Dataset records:
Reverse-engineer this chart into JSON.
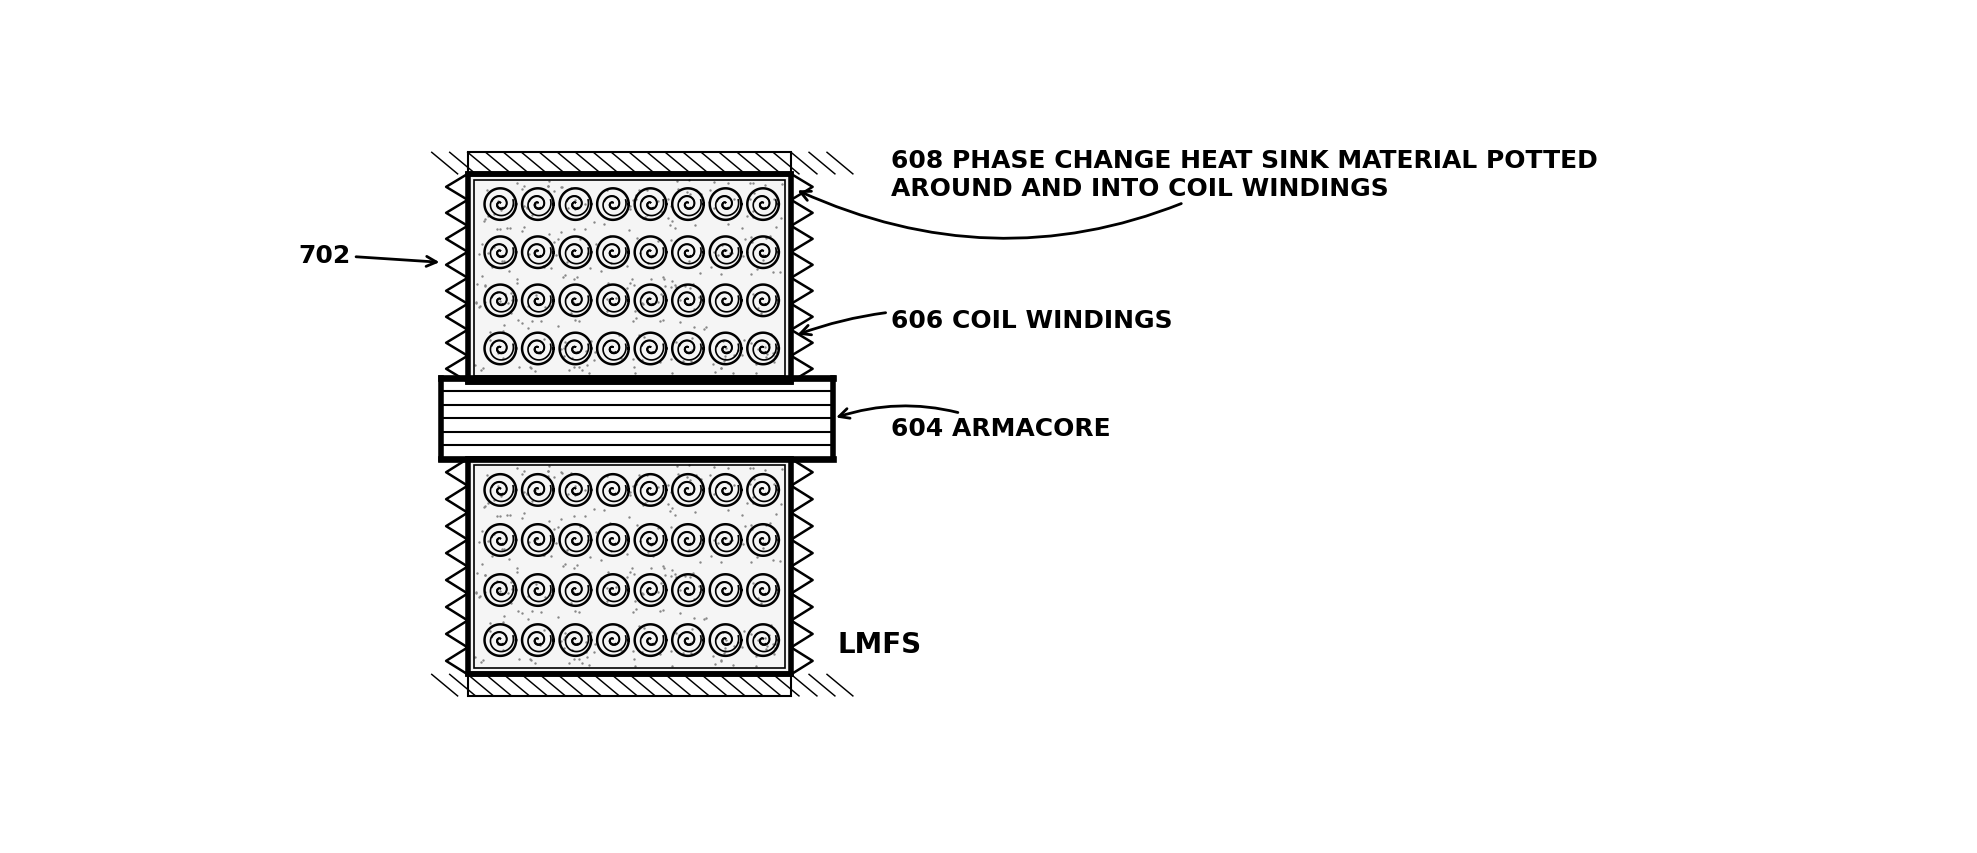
{
  "bg_color": "#ffffff",
  "line_color": "#000000",
  "labels": {
    "608": "608 PHASE CHANGE HEAT SINK MATERIAL POTTED\nAROUND AND INTO COIL WINDINGS",
    "606": "606 COIL WINDINGS",
    "604": "604 ARMACORE",
    "702": "702",
    "lmfs": "LMFS"
  },
  "figw": 19.77,
  "figh": 8.54,
  "dpi": 100
}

◆ **What is required**
Report each line in the data that holds the word "COIL".

◆ **Answer for the task**
    "608": "608 PHASE CHANGE HEAT SINK MATERIAL POTTED\nAROUND AND INTO COIL WINDINGS",
    "606": "606 COIL WINDINGS",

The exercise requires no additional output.